## Problem to work on
Every record should be written out exactly, with the pictures left out.
════════════════════
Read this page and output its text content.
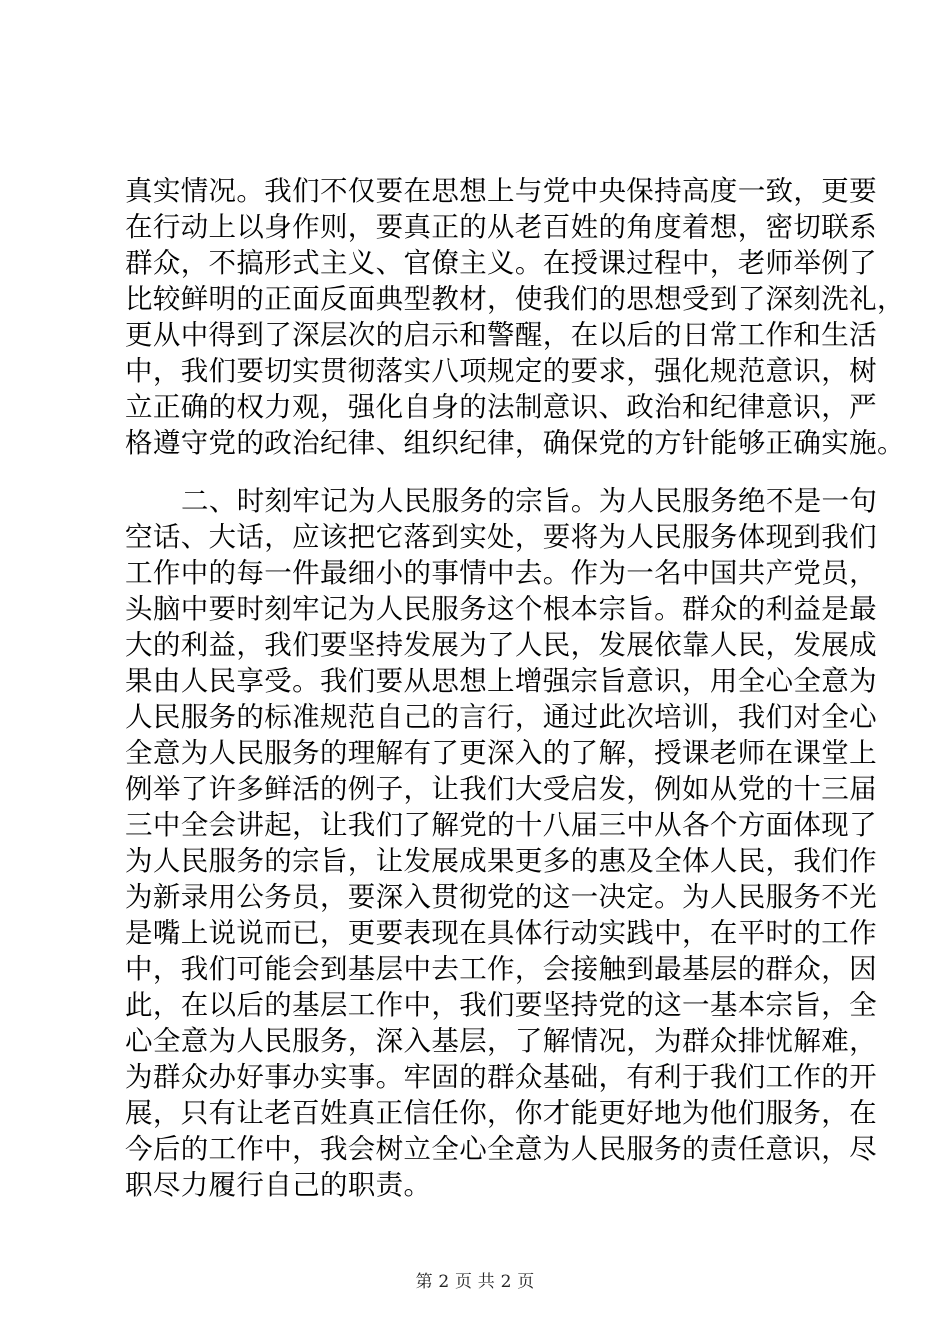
真实情况。我们不仅要在思想上与党中央保持高度一致，更要
在行动上以身作则，要真正的从老百姓的角度着想，密切联系
群众，不搞形式主义、官僚主义。在授课过程中，老师举例了
比较鲜明的正面反面典型教材，使我们的思想受到了深刻洗礼，
更从中得到了深层次的启示和警醒，在以后的日常工作和生活
中，我们要切实贯彻落实八项规定的要求，强化规范意识，树
立正确的权力观，强化自身的法制意识、政治和纪律意识，严
格遵守党的政治纪律、组织纪律，确保党的方针能够正确实施。
二、时刻牢记为人民服务的宗旨。为人民服务绝不是一句
空话、大话，应该把它落到实处，要将为人民服务体现到我们
工作中的每一件最细小的事情中去。作为一名中国共产党员，
头脑中要时刻牢记为人民服务这个根本宗旨。群众的利益是最
大的利益，我们要坚持发展为了人民，发展依靠人民，发展成
果由人民享受。我们要从思想上增强宗旨意识，用全心全意为
人民服务的标准规范自己的言行，通过此次培训，我们对全心
全意为人民服务的理解有了更深入的了解，授课老师在课堂上
例举了许多鲜活的例子，让我们大受启发，例如从党的十三届
三中全会讲起，让我们了解党的十八届三中从各个方面体现了
为人民服务的宗旨，让发展成果更多的惠及全体人民，我们作
为新录用公务员，要深入贯彻党的这一决定。为人民服务不光
是嘴上说说而已，更要表现在具体行动实践中，在平时的工作
中，我们可能会到基层中去工作，会接触到最基层的群众，因
此，在以后的基层工作中，我们要坚持党的这一基本宗旨，全
心全意为人民服务，深入基层，了解情况，为群众排忧解难，
为群众办好事办实事。牢固的群众基础，有利于我们工作的开
展，只有让老百姓真正信任你，你才能更好地为他们服务，在
今后的工作中，我会树立全心全意为人民服务的责任意识，尽
职尽力履行自己的职责。
第 2 页 共 2 页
════════════════════
## Result for this task
Read this page and output its text content.
真实情况。我们不仅要在思想上与党中央保持高度一致，更要
在行动上以身作则，要真正的从老百姓的角度着想，密切联系
群众，不搞形式主义、官僚主义。在授课过程中，老师举例了
比较鲜明的正面反面典型教材，使我们的思想受到了深刻洗礼，
更从中得到了深层次的启示和警醒，在以后的日常工作和生活
中，我们要切实贯彻落实八项规定的要求，强化规范意识，树
立正确的权力观，强化自身的法制意识、政治和纪律意识，严
格遵守党的政治纪律、组织纪律，确保党的方针能够正确实施。
二、时刻牢记为人民服务的宗旨。为人民服务绝不是一句
空话、大话，应该把它落到实处，要将为人民服务体现到我们
工作中的每一件最细小的事情中去。作为一名中国共产党员，
头脑中要时刻牢记为人民服务这个根本宗旨。群众的利益是最
大的利益，我们要坚持发展为了人民，发展依靠人民，发展成
果由人民享受。我们要从思想上增强宗旨意识，用全心全意为
人民服务的标准规范自己的言行，通过此次培训，我们对全心
全意为人民服务的理解有了更深入的了解，授课老师在课堂上
例举了许多鲜活的例子，让我们大受启发，例如从党的十三届
三中全会讲起，让我们了解党的十八届三中从各个方面体现了
为人民服务的宗旨，让发展成果更多的惠及全体人民，我们作
为新录用公务员，要深入贯彻党的这一决定。为人民服务不光
是嘴上说说而已，更要表现在具体行动实践中，在平时的工作
中，我们可能会到基层中去工作，会接触到最基层的群众，因
此，在以后的基层工作中，我们要坚持党的这一基本宗旨，全
心全意为人民服务，深入基层，了解情况，为群众排忧解难，
为群众办好事办实事。牢固的群众基础，有利于我们工作的开
展，只有让老百姓真正信任你，你才能更好地为他们服务，在
今后的工作中，我会树立全心全意为人民服务的责任意识，尽
职尽力履行自己的职责。
第 2 页 共 2 页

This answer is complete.